[The request]: Are you able to quote each entry exactly as written?

[Stored dataset items]
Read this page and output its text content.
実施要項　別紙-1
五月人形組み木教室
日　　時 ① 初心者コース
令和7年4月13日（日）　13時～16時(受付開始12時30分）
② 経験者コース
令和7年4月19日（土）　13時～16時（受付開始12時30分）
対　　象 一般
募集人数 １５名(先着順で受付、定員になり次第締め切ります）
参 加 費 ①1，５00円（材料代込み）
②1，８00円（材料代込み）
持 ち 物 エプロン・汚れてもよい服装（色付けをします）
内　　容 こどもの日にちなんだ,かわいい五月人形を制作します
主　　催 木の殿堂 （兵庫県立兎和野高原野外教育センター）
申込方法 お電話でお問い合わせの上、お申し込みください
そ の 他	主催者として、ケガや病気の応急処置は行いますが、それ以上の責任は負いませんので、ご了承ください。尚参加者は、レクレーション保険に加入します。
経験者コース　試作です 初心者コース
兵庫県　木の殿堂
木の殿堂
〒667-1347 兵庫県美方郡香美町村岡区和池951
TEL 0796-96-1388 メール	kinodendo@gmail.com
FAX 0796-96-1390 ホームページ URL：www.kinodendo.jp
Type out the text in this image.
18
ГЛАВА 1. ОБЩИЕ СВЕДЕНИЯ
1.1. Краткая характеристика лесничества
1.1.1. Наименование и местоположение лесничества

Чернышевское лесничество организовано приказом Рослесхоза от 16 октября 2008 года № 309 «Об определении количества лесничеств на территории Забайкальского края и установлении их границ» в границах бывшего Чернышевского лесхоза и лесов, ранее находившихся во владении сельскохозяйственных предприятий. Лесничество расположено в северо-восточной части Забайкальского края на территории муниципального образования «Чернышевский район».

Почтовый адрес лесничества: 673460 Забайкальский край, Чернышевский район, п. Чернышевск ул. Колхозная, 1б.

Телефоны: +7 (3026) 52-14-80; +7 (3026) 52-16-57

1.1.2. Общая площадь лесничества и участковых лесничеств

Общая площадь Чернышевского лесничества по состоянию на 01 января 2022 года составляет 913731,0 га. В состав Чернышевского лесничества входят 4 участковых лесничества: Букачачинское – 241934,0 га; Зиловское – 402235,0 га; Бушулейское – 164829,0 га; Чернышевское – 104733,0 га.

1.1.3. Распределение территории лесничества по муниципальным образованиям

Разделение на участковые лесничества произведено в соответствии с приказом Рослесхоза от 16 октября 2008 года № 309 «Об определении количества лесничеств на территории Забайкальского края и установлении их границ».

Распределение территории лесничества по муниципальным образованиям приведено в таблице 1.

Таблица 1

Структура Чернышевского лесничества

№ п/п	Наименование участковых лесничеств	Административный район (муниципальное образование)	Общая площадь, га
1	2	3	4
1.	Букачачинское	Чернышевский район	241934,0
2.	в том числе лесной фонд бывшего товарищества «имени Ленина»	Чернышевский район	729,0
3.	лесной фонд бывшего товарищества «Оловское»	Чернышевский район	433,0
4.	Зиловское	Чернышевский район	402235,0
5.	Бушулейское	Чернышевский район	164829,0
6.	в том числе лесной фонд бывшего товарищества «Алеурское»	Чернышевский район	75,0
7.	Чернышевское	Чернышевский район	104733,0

[Solved problem]:
Read this page and output its text content.
実施要項　別紙-1
五月人形組み木教室
日　　時 ① 初心者コース
令和7年4月13日（日）　13時～16時(受付開始12時30分）
② 経験者コース
令和7年4月19日（土）　13時～16時（受付開始12時30分）
対　　象 一般
募集人数 １５名(先着順で受付、定員になり次第締め切ります）
参 加 費 ①1，５00円（材料代込み）
②1，８00円（材料代込み）
持 ち 物 エプロン・汚れてもよい服装（色付けをします）
内　　容 こどもの日にちなんだ,かわいい五月人形を制作します
主　　催 木の殿堂 （兵庫県立兎和野高原野外教育センター）
申込方法 お電話でお問い合わせの上、お申し込みください
そ の 他	主催者として、ケガや病気の応急処置は行いますが、それ以上の責任は負いませんので、ご了承ください。尚参加者は、レクレーション保険に加入します。
経験者コース　試作です 初心者コース
兵庫県　木の殿堂
木の殿堂
〒667-1347 兵庫県美方郡香美町村岡区和池951
TEL 0796-96-1388 メール	kinodendo@gmail.com
FAX 0796-96-1390 ホームページ URL：www.kinodendo.jp
Type out the text in this image.
18
ГЛАВА 1. ОБЩИЕ СВЕДЕНИЯ
1.1. Краткая характеристика лесничества
1.1.1. Наименование и местоположение лесничества

Чернышевское лесничество организовано приказом Рослесхоза от 16 октября 2008 года № 309 «Об определении количества лесничеств на территории Забайкальского края и установлении их границ» в границах бывшего Чернышевского лесхоза и лесов, ранее находившихся во владении сельскохозяйственных предприятий. Лесничество расположено в северо-восточной части Забайкальского края на территории муниципального образования «Чернышевский район».

Почтовый адрес лесничества: 673460 Забайкальский край, Чернышевский район, п. Чернышевск ул. Колхозная, 1б.

Телефоны: +7 (3026) 52-14-80; +7 (3026) 52-16-57

1.1.2. Общая площадь лесничества и участковых лесничеств

Общая площадь Чернышевского лесничества по состоянию на 01 января 2022 года составляет 913731,0 га. В состав Чернышевского лесничества входят 4 участковых лесничества: Букачачинское – 241934,0 га; Зиловское – 402235,0 га; Бушулейское – 164829,0 га; Чернышевское – 104733,0 га.

1.1.3. Распределение территории лесничества по муниципальным образованиям

Разделение на участковые лесничества произведено в соответствии с приказом Рослесхоза от 16 октября 2008 года № 309 «Об определении количества лесничеств на территории Забайкальского края и установлении их границ».

Распределение территории лесничества по муниципальным образованиям приведено в таблице 1.

Таблица 1

Структура Чернышевского лесничества

№ п/п	Наименование участковых лесничеств	Административный район (муниципальное образование)	Общая площадь, га
1	2	3	4
1.	Букачачинское	Чернышевский район	241934,0
2.	в том числе лесной фонд бывшего товарищества «имени Ленина»	Чернышевский район	729,0
3.	лесной фонд бывшего товарищества «Оловское»	Чернышевский район	433,0
4.	Зиловское	Чернышевский район	402235,0
5.	Бушулейское	Чернышевский район	164829,0
6.	в том числе лесной фонд бывшего товарищества «Алеурское»	Чернышевский район	75,0
7.	Чернышевское	Чернышевский район	104733,0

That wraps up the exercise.